***** Data lines

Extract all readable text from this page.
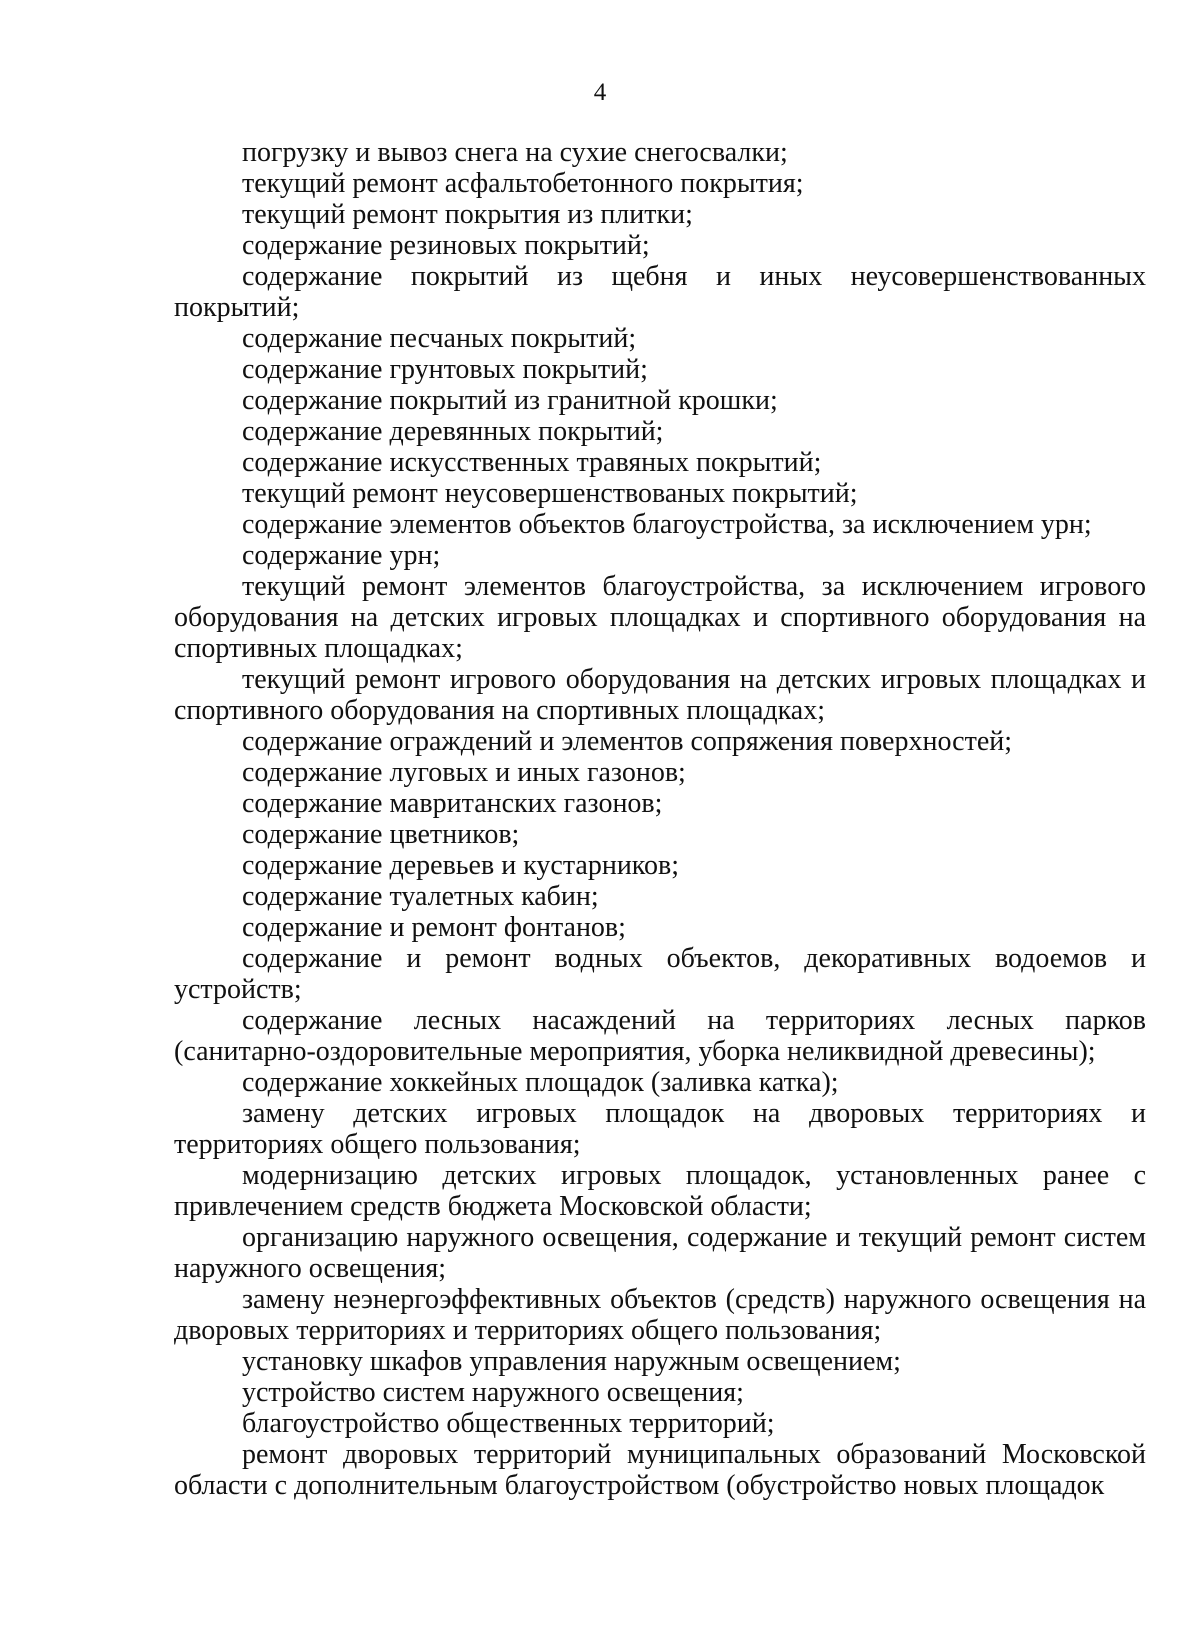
4

погрузку и вывоз снега на сухие снегосвалки;

текущий ремонт асфальтобетонного покрытия;

текущий ремонт покрытия из плитки;

содержание резиновых покрытий;

содержание покрытий из щебня и иных неусовершенствованных покрытий;

содержание песчаных покрытий;

содержание грунтовых покрытий;

содержание покрытий из гранитной крошки;

содержание деревянных покрытий;

содержание искусственных травяных покрытий;

текущий ремонт неусовершенствованых покрытий;

содержание элементов объектов благоустройства, за исключением урн;

содержание урн;

текущий ремонт элементов благоустройства, за исключением игрового оборудования на детских игровых площадках и спортивного оборудования на спортивных площадках;

текущий ремонт игрового оборудования на детских игровых площадках и спортивного оборудования на спортивных площадках;

содержание ограждений и элементов сопряжения поверхностей;

содержание луговых и иных газонов;

содержание мавританских газонов;

содержание цветников;

содержание деревьев и кустарников;

содержание туалетных кабин;

содержание и ремонт фонтанов;

содержание и ремонт водных объектов, декоративных водоемов и устройств;

содержание лесных насаждений на территориях лесных парков (санитарно-оздоровительные мероприятия, уборка неликвидной древесины);

содержание хоккейных площадок (заливка катка);

замену детских игровых площадок на дворовых территориях и территориях общего пользования;

модернизацию детских игровых площадок, установленных ранее с привлечением средств бюджета Московской области;

организацию наружного освещения, содержание и текущий ремонт систем наружного освещения;

замену неэнергоэффективных объектов (средств) наружного освещения на дворовых территориях и территориях общего пользования;

установку шкафов управления наружным освещением;

устройство систем наружного освещения;

благоустройство общественных территорий;

ремонт дворовых территорий муниципальных образований Московской области с дополнительным благоустройством (обустройство новых площадок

**********

> **Work to do**
Among the entries, how many lines include the word "области"? Answer with a single number and nothing further.

> **Response to the exercise**
2